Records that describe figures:
- - - - -

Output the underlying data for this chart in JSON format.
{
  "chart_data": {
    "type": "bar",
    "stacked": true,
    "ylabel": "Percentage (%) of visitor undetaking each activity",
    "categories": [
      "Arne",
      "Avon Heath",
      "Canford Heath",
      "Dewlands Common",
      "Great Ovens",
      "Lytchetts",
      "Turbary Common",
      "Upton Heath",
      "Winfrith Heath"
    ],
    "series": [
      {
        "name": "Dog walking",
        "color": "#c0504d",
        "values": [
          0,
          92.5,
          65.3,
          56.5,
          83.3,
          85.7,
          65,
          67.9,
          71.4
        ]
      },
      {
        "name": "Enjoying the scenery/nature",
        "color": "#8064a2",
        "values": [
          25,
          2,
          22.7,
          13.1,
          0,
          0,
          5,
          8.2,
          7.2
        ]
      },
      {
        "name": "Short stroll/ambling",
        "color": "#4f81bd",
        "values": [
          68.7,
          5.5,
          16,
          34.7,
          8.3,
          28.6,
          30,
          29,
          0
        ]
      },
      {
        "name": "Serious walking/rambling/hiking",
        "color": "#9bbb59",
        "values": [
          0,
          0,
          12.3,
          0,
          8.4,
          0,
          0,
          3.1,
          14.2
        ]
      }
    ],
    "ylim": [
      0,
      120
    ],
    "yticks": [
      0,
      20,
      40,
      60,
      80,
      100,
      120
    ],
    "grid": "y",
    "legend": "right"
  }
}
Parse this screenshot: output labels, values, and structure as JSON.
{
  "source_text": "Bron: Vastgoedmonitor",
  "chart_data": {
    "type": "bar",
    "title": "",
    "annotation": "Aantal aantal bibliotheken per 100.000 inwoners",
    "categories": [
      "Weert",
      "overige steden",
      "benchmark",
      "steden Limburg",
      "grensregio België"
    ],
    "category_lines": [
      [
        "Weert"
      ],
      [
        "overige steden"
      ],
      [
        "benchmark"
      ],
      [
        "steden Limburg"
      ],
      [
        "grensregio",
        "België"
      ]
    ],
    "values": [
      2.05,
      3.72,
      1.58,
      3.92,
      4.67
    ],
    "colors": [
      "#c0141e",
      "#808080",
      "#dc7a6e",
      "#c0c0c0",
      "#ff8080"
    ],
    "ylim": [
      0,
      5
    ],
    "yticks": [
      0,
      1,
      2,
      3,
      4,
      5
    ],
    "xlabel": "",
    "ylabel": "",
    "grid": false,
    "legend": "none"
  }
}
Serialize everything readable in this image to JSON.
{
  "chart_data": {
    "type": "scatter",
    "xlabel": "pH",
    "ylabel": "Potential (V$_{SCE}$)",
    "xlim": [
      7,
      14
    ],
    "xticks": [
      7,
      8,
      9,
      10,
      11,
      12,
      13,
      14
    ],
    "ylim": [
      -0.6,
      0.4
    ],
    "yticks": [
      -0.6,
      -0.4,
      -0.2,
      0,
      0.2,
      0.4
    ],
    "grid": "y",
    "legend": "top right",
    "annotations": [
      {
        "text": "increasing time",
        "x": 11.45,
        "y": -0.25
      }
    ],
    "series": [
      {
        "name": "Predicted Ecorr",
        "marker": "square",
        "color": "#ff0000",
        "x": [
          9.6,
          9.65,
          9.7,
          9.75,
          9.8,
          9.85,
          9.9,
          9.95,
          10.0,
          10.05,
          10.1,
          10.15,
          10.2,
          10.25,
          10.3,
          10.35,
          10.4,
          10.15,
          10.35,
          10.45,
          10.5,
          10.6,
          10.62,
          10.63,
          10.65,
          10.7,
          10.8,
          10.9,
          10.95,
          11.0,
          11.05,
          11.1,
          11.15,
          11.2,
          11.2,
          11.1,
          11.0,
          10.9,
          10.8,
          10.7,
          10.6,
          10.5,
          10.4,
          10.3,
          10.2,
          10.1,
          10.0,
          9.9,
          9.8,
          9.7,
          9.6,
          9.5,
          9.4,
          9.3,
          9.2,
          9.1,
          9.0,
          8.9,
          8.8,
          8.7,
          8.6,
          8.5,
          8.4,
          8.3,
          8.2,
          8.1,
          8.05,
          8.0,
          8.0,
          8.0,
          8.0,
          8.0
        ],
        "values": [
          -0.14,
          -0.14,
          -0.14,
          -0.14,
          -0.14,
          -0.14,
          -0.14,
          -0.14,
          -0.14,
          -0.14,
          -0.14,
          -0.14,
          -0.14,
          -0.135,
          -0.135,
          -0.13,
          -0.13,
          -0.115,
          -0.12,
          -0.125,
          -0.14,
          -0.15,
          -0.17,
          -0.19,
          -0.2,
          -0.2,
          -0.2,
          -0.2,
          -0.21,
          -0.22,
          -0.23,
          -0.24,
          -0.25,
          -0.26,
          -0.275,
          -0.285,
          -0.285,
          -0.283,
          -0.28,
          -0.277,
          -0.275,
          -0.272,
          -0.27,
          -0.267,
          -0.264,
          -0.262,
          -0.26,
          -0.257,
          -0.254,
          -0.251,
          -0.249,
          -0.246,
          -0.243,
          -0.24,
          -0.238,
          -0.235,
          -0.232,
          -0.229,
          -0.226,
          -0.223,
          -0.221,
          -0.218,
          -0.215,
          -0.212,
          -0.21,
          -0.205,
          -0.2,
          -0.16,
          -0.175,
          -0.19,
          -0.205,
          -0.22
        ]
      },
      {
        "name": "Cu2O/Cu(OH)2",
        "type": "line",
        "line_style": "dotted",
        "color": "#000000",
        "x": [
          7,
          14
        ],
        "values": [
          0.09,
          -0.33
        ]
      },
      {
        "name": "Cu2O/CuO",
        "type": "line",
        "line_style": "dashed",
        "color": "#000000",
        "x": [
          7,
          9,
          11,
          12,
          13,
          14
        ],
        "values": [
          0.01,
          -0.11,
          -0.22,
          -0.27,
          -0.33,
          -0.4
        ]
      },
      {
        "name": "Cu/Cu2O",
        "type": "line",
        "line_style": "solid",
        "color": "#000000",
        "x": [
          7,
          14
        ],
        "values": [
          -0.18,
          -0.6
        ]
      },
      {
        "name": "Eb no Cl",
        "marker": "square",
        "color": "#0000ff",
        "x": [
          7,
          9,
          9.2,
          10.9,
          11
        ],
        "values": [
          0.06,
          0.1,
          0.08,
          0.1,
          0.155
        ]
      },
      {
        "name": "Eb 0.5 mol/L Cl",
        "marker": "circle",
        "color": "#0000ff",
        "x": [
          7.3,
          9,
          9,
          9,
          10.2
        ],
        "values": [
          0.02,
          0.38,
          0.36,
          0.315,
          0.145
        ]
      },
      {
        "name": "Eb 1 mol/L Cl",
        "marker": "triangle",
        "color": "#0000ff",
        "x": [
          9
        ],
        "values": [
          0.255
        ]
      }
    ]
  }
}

- - - - -

- GOAL -
Your answer should be a single number: how many lines in the data above include "marker"?

- EXERCISE ANSWER -
4